113:3 Ri qui chuch oh quiche vinac, literally "the mothers of us, the Quiché." Chuch, "mothers," here has the generic meaning, as the word "fathers" has in Spanish, and both are understood as the forefathers.

113:4 It is possible to recognize among these names that of Tepeu, which in other places in this book is applied to the Yaquis, Yaqui-Tepeu, one of the tribes of Toltec origin who emigrated together with the Quiché. The people of Olomán, who are the Olmeca, Olmeca-xicalanca, who lived at the south of Veracruz, may be identified as those with whom the Quiché were likewise intimately united.

113:5 Copichoch, Cochochlam, Mahquinalon, and Ahcanabil were the chiefs of the tribe of Tamub whose names are found in the Título de los Señores de Totonicapán and in the Historia Quiché de D. Juan de Torres, an unpublished manuscript which also describes the succession of these chiefs. Brasseur de Bourbourg (Popol Vuh, p. cclxi) makes known the names of the chiefs of the tribe of Ilocab, which he took from another manuscript, the Título de los Señores de Sacapulas, which was in his possession. These names, which also appear in the Título de Totonicapán, are as follows: Chi-Ya-Toh, Chi-Ya-Tziquin, Xol-Chi-Tum, Xol-Chi-Ramag, and Chi-Pel-Camuhel.

113:6 These thirteen tribes of Tecpán, which the Título de Totonicapán calls Vukamag Tecpam, are the Pocomam and Poconchi tribes, according to Brasseur de Bourbourg. The tribe of Rabinal was established in the interior of the present Republic of Guatemala, and its descendants still form an important center of Quiché population. The Cakchiquel constituted a strong and numerous kingdom, a rival of the Quiché Kingdom, which had as its capital, Iximché (native name of the tree now called bread-nut or ramón in Spanish).The Mexicans called Iximché Tecpán-Quauhtemállan, from which comes the present name of Guatemala. The tribe of Tziquinahá took as its capital the city of Atitlán, and occupied the western part of the territory surrounding the lake of this same name. Zacahá is the present Salcaja, close to the modern city of Quetzaltenango. Lamac, Cumatz, Tuhalhá, and Uchabahá were on the outskirts of Sacapulas, according to Brasseur de Bourbourg. It has not been possible to identify the rest of the tribes. That of Balamihá may be the tribe which established itself in the place now called Balamyá, in the department of Chimaltenango.

* **ENTRIES SHOWN**:
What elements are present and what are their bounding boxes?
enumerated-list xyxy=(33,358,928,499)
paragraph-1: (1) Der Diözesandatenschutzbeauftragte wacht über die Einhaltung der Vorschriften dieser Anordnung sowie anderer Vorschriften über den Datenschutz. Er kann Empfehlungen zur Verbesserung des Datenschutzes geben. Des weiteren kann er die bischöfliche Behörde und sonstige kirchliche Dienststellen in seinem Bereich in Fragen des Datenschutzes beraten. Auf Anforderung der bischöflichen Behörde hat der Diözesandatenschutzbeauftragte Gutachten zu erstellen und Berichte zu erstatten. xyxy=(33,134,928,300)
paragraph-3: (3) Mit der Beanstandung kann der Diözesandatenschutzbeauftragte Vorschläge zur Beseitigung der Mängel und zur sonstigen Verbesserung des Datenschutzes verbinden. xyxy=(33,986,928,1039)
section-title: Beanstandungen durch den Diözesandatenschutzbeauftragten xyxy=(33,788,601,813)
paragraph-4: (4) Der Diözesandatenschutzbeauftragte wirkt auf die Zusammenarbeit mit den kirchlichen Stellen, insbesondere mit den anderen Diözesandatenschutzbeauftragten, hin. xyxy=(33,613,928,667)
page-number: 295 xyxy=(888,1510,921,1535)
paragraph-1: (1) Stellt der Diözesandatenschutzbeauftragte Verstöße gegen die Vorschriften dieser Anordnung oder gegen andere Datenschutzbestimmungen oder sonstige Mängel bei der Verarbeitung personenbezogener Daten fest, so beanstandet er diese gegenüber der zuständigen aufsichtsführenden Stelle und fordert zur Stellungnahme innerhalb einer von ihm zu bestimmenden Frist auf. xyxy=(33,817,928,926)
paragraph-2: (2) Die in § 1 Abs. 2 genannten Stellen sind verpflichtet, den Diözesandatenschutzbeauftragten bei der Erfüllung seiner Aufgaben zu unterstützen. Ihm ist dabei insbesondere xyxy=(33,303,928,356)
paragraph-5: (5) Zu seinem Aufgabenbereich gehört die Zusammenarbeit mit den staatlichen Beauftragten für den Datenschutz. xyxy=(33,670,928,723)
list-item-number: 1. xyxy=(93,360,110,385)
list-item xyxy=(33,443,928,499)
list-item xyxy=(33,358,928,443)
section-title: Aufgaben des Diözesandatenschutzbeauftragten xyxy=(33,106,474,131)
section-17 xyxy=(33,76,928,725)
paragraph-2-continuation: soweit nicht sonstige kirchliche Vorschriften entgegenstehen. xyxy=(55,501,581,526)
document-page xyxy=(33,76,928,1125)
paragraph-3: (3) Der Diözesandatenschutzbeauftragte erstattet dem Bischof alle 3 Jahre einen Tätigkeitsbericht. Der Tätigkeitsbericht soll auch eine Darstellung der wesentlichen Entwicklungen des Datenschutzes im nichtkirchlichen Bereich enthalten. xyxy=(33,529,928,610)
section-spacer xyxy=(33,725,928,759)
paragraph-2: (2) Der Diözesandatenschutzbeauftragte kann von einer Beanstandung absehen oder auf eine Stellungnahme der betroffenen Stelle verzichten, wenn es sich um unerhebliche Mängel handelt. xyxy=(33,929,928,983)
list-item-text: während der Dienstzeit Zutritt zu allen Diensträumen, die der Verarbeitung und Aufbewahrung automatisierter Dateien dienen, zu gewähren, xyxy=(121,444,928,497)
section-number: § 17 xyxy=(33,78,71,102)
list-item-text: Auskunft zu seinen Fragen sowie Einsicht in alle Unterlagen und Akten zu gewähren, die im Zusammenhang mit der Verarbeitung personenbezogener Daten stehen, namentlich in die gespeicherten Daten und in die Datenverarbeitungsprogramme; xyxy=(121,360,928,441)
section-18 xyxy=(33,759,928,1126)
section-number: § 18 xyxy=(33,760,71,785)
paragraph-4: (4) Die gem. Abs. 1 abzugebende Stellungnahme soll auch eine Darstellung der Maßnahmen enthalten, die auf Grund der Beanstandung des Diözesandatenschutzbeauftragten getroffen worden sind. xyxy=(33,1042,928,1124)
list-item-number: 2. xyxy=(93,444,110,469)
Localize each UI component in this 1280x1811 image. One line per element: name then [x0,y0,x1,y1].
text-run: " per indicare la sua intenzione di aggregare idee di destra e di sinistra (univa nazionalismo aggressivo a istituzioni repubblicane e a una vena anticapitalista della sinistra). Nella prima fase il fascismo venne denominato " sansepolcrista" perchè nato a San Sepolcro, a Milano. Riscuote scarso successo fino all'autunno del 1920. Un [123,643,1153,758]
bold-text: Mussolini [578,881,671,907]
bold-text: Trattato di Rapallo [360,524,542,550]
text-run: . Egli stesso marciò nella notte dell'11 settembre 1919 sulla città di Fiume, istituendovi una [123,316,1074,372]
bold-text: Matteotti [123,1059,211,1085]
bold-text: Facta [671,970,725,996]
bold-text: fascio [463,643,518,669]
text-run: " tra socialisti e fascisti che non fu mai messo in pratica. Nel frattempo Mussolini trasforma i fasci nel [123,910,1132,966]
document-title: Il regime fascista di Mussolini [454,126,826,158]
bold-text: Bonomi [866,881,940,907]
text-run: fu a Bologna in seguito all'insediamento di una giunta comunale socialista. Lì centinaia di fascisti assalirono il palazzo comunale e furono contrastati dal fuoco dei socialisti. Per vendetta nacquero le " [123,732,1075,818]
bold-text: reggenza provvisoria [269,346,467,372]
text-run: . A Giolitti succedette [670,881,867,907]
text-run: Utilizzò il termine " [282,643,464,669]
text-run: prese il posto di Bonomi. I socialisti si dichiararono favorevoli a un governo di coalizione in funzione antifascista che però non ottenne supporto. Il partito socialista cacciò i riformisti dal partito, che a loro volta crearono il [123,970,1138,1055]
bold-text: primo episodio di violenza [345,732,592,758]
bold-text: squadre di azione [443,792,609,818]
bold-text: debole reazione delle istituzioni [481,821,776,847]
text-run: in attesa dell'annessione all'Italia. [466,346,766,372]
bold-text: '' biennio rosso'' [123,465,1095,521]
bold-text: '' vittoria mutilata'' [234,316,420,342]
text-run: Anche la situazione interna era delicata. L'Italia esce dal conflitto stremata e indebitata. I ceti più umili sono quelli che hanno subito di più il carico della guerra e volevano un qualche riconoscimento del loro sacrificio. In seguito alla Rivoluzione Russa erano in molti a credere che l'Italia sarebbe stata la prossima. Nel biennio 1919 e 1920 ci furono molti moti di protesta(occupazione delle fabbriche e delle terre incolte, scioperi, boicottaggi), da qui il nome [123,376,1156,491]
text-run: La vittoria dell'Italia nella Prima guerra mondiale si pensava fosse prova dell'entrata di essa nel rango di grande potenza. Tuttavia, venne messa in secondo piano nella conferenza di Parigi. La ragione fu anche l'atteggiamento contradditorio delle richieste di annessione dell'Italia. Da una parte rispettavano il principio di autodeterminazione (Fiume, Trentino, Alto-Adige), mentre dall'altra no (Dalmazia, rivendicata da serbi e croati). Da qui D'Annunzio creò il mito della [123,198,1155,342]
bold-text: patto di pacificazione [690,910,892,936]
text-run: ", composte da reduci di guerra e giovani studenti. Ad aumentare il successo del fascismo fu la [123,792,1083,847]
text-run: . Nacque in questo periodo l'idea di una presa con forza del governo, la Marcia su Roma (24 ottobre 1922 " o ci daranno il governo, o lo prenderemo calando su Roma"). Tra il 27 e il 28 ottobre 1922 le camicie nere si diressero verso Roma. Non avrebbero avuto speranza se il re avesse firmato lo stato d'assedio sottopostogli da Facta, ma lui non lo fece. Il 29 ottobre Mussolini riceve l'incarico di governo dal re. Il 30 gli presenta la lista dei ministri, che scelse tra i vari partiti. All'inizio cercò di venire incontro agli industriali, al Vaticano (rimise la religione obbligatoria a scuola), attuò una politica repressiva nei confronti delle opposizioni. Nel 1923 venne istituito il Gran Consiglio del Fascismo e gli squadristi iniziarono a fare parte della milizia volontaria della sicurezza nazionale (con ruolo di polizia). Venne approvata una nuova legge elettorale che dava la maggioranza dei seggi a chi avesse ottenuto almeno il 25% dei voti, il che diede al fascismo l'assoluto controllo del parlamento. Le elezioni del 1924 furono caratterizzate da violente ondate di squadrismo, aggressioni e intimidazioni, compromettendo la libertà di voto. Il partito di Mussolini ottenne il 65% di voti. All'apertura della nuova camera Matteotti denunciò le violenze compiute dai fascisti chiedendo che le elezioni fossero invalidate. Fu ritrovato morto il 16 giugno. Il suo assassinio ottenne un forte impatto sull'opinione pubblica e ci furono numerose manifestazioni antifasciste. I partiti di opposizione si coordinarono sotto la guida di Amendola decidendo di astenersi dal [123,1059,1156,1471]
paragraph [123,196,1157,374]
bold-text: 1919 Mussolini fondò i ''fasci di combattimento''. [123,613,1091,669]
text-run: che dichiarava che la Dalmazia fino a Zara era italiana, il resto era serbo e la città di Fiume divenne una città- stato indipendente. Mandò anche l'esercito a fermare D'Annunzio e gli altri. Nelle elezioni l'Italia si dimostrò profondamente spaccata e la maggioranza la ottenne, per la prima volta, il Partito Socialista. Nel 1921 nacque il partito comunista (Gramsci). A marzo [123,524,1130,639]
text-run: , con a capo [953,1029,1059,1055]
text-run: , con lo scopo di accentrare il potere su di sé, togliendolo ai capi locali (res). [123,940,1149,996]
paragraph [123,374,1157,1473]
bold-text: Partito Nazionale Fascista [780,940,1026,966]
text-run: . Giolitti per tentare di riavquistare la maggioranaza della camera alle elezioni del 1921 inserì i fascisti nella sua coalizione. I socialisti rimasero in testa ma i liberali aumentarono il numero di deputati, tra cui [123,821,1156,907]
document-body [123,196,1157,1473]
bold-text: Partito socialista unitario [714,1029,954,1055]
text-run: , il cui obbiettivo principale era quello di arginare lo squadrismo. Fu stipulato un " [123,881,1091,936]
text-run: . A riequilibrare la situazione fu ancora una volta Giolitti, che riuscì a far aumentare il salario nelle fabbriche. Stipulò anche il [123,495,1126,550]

* **WHAT YOU WILL DO**: Could you extend the notes on the Quiché tribes and their chiefs past their final sentence, which ends "in the department of Chimaltenango"?

* **EXPECTED OUTPUT**:
113:7 p. 228 In the original this paragraph reads as follows: Ta x-qohe pa qui chiri queca vinac, zaqui vinac, qui vachibal vinac, qui u chabal vinac, cay u xiquin. Brasseur de Bourbourg changed the meaning of qui, "much," for quiy, "sweet," and says in his translation that "sweet was the appearance of those peoples, sweet the language of those peoples." Qui vachibal vinac means literally "men of many forms, aspects, or appearances." Qui u chabal vinac, "many were the tongues of the men." Evidently the author was trying to give the idea of the multitude of different people, strange to each other, blacks and whites, that is, of light skin and of dark skin, and of the many different tongues which were in the East. The Quiché, however, maintained their ethnic unity and their common tongue in the midst of this Babylon, as is seen farther on. Ximénez translates the end of the paragraph saying "there were many languages and of two ears," which lacks meaning. In his second version (Historia . . . de Chiapas y Guatemala, I, 36) he tries to explain the sentence and says "that they hear and understand each other through the diversity of languages." Cay, cab, or caíb is the number "2," but the first form, which is the one used in the text also means to see or hear with wonder, and this is probably the idea which it means to express here.

113:8 That is, the idols.

113:9 "They were only waiting for the sunrise" is Ximénez' interpretation.

113:10 Creator and Maker.

113:11 Utzilah qazlem, vinaquirem ta puch coh a ya vi.

113:12 The Quiché pantheon appears complete in this paragraph with the addition of the two new names, Voc and the large and small Nanauac. The first, Voc or vac, the hawk, was the messenger of Huracán who came to be present at the ball game of Hun-Hunahpú and Vucub-Hunahpú, according to the account in a previous chapter of the Quiché book. Nanauac, the Omniscient, according to Brasseur de Bourbourg is the same person who, with the name Nanahuatl (the disfigured), appears in the Códice Chimalpopoca.